**FRAGMENTO PARA LEER:**
# Cotas (dibujo técnico)



## Shmily

Hola, agradecería si me dijieran cómo se dice 'cotas'-referente a las cotas de un plano, un dibujo técnico, esas medidas....- en inglés.

Gracias anticipadas.!^_^ Buen fin de semana y San JORDI QUe reciban muchas rosas y muchos libros!!


----------



## Gringosimo

Shmily said:
			
		

> Hola, agradecería si me dijieran cómo se dice 'cotas'-referente a las cotas de un plano, un dibujo técnico, esas medidas....- en inglés.
> 
> Gracias anticipadas.!^_^ Buen fin de semana y San JORDI QUe reciban muchas rosas y muchos libros!!


 
las medidads en un dibujo technico se dicen "dimensions".

Salud.


----------



## Shmily

Dimensions? Como dimensiones en español? entonces ,cota= dimensión. Ok.Muchas gracias por su ayuda!!

Saludos


----------



## Gringosimo

no se exactamente que es una cota pero lo lei otra vez y sopuse por el modo que lo escribio, "cota de plano", que si posible es "cutting plane" y en el dibujo cuando se asignas letras se yama un "section cut". Eso es donde se corta el parte, para ver el lado de por dentro. Las medidas se llaman "dimensions".

**ENTRADAS PROPORCIONADAS:**
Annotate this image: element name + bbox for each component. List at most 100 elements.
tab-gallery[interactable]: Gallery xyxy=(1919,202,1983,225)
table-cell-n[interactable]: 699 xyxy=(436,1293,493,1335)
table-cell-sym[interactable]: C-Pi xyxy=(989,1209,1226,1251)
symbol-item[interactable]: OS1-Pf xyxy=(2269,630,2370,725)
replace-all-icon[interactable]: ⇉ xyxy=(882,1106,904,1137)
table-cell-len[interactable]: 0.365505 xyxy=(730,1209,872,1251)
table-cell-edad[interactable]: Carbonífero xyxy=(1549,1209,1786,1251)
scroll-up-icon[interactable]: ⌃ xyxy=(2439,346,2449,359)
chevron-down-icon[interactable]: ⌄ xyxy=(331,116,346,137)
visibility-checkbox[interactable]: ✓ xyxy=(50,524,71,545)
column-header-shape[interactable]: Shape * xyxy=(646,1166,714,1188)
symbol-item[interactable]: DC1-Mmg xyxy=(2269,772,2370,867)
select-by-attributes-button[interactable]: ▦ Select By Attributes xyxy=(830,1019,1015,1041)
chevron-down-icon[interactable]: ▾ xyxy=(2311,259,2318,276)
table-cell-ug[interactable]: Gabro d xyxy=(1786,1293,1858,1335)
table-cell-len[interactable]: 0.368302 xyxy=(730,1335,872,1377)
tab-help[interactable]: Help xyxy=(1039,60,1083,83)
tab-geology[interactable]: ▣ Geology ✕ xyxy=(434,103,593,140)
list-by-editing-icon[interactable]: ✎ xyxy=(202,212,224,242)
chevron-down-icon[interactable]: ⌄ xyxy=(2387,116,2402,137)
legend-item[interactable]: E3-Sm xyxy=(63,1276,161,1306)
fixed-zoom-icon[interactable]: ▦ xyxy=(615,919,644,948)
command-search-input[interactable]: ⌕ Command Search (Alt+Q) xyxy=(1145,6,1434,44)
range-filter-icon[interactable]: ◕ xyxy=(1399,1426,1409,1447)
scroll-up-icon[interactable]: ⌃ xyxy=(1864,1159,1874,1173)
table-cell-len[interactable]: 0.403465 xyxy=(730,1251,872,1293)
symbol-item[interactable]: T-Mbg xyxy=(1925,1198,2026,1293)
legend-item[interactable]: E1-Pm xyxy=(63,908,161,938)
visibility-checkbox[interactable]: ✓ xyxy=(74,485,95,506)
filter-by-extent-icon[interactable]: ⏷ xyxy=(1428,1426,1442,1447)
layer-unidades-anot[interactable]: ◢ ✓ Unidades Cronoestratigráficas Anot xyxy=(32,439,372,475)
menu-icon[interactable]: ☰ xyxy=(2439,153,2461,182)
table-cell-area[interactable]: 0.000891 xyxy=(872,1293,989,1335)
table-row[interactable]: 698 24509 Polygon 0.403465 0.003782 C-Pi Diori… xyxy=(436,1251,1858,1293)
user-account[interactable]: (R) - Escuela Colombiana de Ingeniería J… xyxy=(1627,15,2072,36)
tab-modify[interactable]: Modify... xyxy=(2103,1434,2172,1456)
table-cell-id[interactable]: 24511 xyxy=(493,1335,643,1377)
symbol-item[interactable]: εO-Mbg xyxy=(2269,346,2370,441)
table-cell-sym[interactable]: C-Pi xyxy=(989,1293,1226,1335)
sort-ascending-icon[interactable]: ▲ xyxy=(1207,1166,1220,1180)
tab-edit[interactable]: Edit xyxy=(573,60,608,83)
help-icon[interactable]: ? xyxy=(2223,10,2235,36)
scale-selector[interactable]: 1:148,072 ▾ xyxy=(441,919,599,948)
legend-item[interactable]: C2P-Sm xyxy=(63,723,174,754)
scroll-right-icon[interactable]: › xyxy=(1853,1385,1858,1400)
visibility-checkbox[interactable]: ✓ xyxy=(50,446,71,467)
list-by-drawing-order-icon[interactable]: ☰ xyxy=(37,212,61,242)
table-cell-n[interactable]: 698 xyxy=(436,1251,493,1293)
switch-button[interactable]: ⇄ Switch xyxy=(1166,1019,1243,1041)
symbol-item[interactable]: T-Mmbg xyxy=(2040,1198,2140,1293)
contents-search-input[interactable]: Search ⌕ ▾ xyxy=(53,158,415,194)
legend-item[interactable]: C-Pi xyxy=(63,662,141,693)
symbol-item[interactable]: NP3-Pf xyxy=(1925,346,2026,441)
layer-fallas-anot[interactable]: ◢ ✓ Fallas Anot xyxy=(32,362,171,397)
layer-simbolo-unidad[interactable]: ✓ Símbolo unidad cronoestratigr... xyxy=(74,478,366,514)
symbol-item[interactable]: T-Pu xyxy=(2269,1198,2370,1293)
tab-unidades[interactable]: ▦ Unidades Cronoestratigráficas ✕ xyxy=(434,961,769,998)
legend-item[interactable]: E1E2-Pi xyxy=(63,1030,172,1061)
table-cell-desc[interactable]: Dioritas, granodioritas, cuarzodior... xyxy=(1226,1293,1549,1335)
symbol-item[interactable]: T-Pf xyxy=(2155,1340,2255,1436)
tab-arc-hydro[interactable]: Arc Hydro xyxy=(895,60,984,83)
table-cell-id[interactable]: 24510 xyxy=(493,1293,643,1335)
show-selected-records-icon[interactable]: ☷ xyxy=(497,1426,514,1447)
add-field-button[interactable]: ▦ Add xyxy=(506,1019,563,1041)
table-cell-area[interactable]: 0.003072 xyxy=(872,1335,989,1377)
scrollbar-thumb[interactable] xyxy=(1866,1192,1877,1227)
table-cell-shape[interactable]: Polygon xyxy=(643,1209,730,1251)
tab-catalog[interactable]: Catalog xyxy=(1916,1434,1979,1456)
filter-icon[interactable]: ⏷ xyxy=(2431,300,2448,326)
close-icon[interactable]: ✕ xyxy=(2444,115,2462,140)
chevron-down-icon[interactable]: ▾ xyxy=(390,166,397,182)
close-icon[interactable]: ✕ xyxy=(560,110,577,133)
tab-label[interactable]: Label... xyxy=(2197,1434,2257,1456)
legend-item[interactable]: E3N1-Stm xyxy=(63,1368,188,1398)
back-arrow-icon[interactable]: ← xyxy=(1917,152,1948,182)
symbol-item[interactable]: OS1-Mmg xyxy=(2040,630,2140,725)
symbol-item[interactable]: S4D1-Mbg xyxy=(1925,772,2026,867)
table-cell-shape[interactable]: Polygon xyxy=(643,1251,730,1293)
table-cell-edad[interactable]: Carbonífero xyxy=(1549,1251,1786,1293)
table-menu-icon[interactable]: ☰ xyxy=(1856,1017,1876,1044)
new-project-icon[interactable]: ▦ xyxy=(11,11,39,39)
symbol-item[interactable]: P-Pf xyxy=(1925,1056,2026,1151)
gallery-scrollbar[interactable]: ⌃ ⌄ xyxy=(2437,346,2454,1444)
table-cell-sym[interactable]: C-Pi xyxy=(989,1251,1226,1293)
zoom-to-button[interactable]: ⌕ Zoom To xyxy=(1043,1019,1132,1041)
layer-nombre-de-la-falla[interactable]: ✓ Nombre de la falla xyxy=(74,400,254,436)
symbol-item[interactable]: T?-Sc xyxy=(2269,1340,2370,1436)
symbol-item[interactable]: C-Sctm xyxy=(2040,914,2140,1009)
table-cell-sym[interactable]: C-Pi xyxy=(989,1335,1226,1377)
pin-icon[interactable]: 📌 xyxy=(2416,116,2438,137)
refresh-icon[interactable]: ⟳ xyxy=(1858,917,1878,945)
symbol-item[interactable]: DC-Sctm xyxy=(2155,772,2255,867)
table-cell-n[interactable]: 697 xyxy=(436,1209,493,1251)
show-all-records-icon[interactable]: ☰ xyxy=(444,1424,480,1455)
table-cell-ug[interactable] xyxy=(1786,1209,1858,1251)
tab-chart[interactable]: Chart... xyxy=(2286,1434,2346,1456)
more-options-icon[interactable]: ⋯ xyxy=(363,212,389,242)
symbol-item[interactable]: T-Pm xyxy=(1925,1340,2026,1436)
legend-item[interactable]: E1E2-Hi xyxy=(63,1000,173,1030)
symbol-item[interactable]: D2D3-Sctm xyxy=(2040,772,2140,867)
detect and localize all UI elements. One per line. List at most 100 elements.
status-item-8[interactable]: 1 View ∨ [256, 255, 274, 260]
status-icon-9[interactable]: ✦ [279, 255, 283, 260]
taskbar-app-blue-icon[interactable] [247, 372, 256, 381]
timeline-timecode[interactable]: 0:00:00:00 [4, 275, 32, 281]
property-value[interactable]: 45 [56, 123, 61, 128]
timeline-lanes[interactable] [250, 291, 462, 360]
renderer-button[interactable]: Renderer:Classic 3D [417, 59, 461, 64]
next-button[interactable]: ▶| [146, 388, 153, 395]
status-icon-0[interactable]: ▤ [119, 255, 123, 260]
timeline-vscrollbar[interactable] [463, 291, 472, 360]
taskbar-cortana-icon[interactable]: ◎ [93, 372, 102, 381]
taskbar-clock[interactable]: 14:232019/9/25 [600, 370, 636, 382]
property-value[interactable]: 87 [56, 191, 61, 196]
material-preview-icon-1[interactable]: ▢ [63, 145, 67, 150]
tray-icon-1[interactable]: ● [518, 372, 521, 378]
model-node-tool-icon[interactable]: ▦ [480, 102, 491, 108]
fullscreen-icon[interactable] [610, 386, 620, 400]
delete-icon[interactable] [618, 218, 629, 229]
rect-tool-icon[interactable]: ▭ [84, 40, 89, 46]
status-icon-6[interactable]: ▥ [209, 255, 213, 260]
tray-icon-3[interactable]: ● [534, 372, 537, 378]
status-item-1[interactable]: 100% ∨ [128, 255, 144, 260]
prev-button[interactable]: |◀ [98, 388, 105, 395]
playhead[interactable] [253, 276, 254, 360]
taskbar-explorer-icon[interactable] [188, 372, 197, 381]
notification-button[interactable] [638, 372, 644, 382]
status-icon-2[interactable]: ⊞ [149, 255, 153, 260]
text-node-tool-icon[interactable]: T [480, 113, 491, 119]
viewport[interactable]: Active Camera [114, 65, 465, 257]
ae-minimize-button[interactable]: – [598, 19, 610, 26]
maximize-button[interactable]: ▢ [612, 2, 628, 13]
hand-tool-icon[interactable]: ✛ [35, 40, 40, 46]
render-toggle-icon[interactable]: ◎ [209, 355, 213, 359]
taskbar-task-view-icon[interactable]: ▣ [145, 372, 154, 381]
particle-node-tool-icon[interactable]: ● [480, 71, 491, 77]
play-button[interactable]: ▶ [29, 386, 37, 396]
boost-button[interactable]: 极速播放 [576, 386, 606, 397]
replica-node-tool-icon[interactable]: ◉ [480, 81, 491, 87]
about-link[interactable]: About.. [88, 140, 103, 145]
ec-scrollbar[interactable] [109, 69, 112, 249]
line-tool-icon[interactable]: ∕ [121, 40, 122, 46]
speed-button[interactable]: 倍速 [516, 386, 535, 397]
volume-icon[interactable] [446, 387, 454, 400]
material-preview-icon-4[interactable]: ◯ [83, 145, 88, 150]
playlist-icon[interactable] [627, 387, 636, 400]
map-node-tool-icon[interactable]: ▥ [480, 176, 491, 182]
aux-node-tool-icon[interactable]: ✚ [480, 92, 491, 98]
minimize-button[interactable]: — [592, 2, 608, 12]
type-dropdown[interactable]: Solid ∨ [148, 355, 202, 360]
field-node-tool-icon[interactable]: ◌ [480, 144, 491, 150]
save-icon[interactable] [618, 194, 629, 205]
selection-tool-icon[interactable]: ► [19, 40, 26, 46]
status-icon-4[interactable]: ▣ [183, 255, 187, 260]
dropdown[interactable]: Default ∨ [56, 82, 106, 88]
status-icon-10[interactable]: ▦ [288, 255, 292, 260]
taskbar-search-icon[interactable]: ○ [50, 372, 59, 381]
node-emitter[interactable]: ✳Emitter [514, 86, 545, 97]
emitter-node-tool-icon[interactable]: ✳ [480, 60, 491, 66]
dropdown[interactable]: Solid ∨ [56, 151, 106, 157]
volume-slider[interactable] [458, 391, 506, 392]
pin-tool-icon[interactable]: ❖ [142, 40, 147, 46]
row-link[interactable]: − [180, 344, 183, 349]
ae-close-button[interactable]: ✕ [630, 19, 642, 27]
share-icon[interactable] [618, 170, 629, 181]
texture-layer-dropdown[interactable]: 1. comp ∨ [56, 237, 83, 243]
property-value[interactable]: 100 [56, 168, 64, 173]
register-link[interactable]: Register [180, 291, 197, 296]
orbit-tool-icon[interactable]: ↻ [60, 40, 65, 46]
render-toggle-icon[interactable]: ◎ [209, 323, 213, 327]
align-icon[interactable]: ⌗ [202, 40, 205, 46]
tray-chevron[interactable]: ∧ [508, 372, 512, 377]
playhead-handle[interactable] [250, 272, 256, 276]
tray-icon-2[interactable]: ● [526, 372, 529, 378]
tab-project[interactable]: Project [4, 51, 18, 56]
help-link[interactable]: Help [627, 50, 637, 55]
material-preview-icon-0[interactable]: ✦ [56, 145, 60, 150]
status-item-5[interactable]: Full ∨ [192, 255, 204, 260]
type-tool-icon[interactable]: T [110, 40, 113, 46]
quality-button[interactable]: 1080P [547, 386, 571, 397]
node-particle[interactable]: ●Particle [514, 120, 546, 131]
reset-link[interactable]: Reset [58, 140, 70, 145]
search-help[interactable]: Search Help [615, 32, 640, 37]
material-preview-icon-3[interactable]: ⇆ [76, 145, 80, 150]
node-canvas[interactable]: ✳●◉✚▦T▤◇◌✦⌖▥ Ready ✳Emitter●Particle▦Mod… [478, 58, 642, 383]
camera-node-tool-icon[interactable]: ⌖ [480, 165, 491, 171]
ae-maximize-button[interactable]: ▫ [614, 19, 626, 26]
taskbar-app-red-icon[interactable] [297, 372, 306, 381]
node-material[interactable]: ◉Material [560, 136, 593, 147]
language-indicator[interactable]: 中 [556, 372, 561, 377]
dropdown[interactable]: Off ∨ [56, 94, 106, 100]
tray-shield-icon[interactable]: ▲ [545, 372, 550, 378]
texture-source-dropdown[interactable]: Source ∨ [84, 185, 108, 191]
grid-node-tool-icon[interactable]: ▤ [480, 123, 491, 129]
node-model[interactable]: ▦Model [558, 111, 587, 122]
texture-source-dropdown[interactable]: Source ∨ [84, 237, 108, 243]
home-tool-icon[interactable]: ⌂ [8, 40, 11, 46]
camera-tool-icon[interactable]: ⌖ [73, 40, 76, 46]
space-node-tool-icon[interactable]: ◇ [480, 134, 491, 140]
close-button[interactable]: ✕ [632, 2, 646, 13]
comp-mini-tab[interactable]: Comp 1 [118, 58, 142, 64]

**POR HACER:**
[a] Reproduce sin cambios las entradas desde su primera línea hasta la línea que contiene "table-cell-ug[interactable]: Gabro d", ambas incluidas.
[b] Por favor, retoma el fragmento sobre la traducción de «cotas» al inglés a partir de su último mensaje.
Las entradas no guardan ninguna relación con el fragmento.

**RESPUESTAS:**
[a]
Annotate this image: element name + bbox for each component. List at most 100 elements.
tab-gallery[interactable]: Gallery xyxy=(1919,202,1983,225)
table-cell-n[interactable]: 699 xyxy=(436,1293,493,1335)
table-cell-sym[interactable]: C-Pi xyxy=(989,1209,1226,1251)
symbol-item[interactable]: OS1-Pf xyxy=(2269,630,2370,725)
replace-all-icon[interactable]: ⇉ xyxy=(882,1106,904,1137)
table-cell-len[interactable]: 0.365505 xyxy=(730,1209,872,1251)
table-cell-edad[interactable]: Carbonífero xyxy=(1549,1209,1786,1251)
scroll-up-icon[interactable]: ⌃ xyxy=(2439,346,2449,359)
chevron-down-icon[interactable]: ⌄ xyxy=(331,116,346,137)
visibility-checkbox[interactable]: ✓ xyxy=(50,524,71,545)
column-header-shape[interactable]: Shape * xyxy=(646,1166,714,1188)
symbol-item[interactable]: DC1-Mmg xyxy=(2269,772,2370,867)
select-by-attributes-button[interactable]: ▦ Select By Attributes xyxy=(830,1019,1015,1041)
chevron-down-icon[interactable]: ▾ xyxy=(2311,259,2318,276)
table-cell-ug[interactable]: Gabro d xyxy=(1786,1293,1858,1335)

[b]
----------



## cristóbal

Si tienes un dibujo arquitectónico en que se llama un plano "cota" (lo cual seguido por una medida de altura) lo traduciría yo como: "level" 

o sea: "Planta cota +6,20m" sería "Plan at level +6,20m" depende... como todo, todo depende. 
he visto "planta cota" en revistas traducido como "floor level" pero con "floor" me suena un poco confuso... De todos modos, "cota" es más o menos "level".


----------



## Gringosimo

No lo pense pero sÍ sera diferente que yo ago dibujos mecanicos que tienen su propia idioma.


----------



## cristóbal

bueno, él dice "dibujo técnico" así que parece que tirará más para tu traducción, gringo.


----------



## Gringosimo

Tengo duda.  En la arquitectónica se usa la cota como 'level'.  ¿Esa es la "dimension" de altura? ¿O no te entendi bien?


----------



## cristóbal

la 'cota' en sí misma, si no me equivoco, se refiere a la misma cosa a la que se refiere en el dibujo mecánico... o sea, "cutting plane"... pero, lo que pasa es que no utilizamos el término "cutting plane" sino "plan" o "section" y en este caso, si fuera un dibujo arquitectónico, se llamaría algo así como "level"...  No sé si me explico bien.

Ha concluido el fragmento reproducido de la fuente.